= Architectural League of New York =

U.S. non-profit organization

The Architectural League of New York is a non-profit organization "for creative and intellectual work in architecture, urbanism, and related disciplines".

The league dates from 1881, when Cass Gilbert organized meetings at the Salmagundi Club for young architects. In early years, members took turns assigning sketch problems with solutions then critiqued by established architects. In 1886 it was restarted by architect Russell Sturgis with exhibitions, lectures, dinners, tours, and juried annual exhibitions.

In 1934, the league allowed women to become members; Nancy Vincent McClelland was the first woman to join among many others.

◆ **Provided material**:
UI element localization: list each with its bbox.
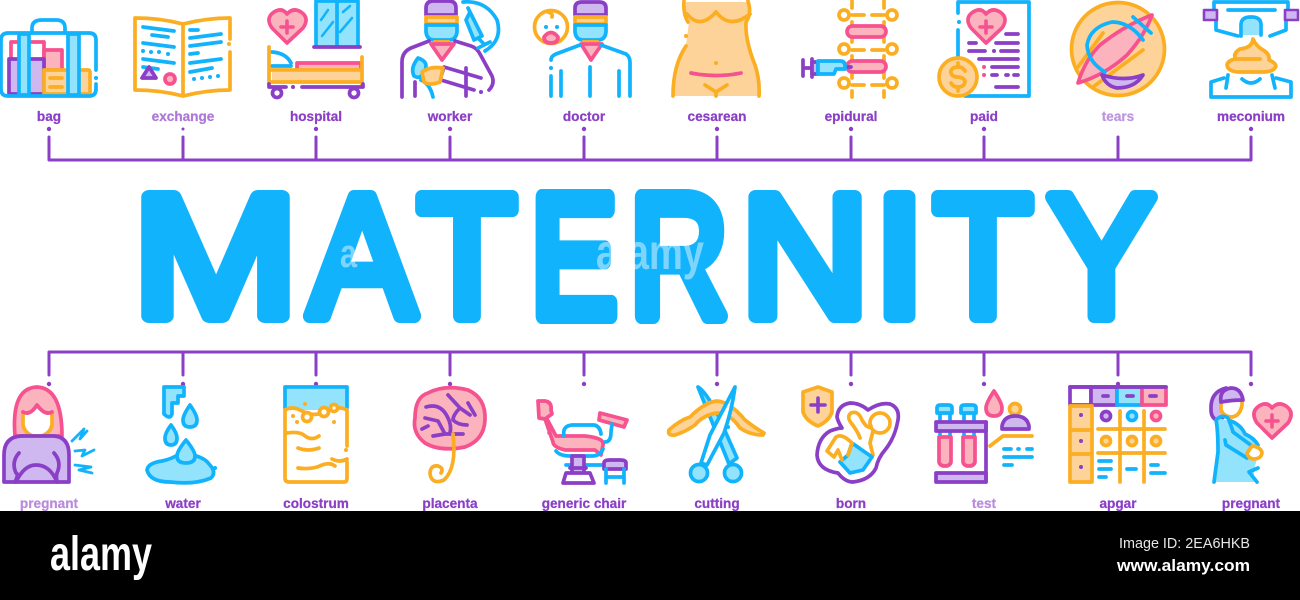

◆ **Your task**: Reproduce the passage of the Architectural League of New York text that begins at the words "The Architectural League" and ends after the words "among many others.".

◆ **Result**:
The Architectural League of New York is a non-profit organization "for creative and intellectual work in architecture, urbanism, and related disciplines".

The league dates from 1881, when Cass Gilbert organized meetings at the Salmagundi Club for young architects. In early years, members took turns assigning sketch problems with solutions then critiqued by established architects. In 1886 it was restarted by architect Russell Sturgis with exhibitions, lectures, dinners, tours, and juried annual exhibitions.

In 1934, the league allowed women to become members; Nancy Vincent McClelland was the first woman to join among many others.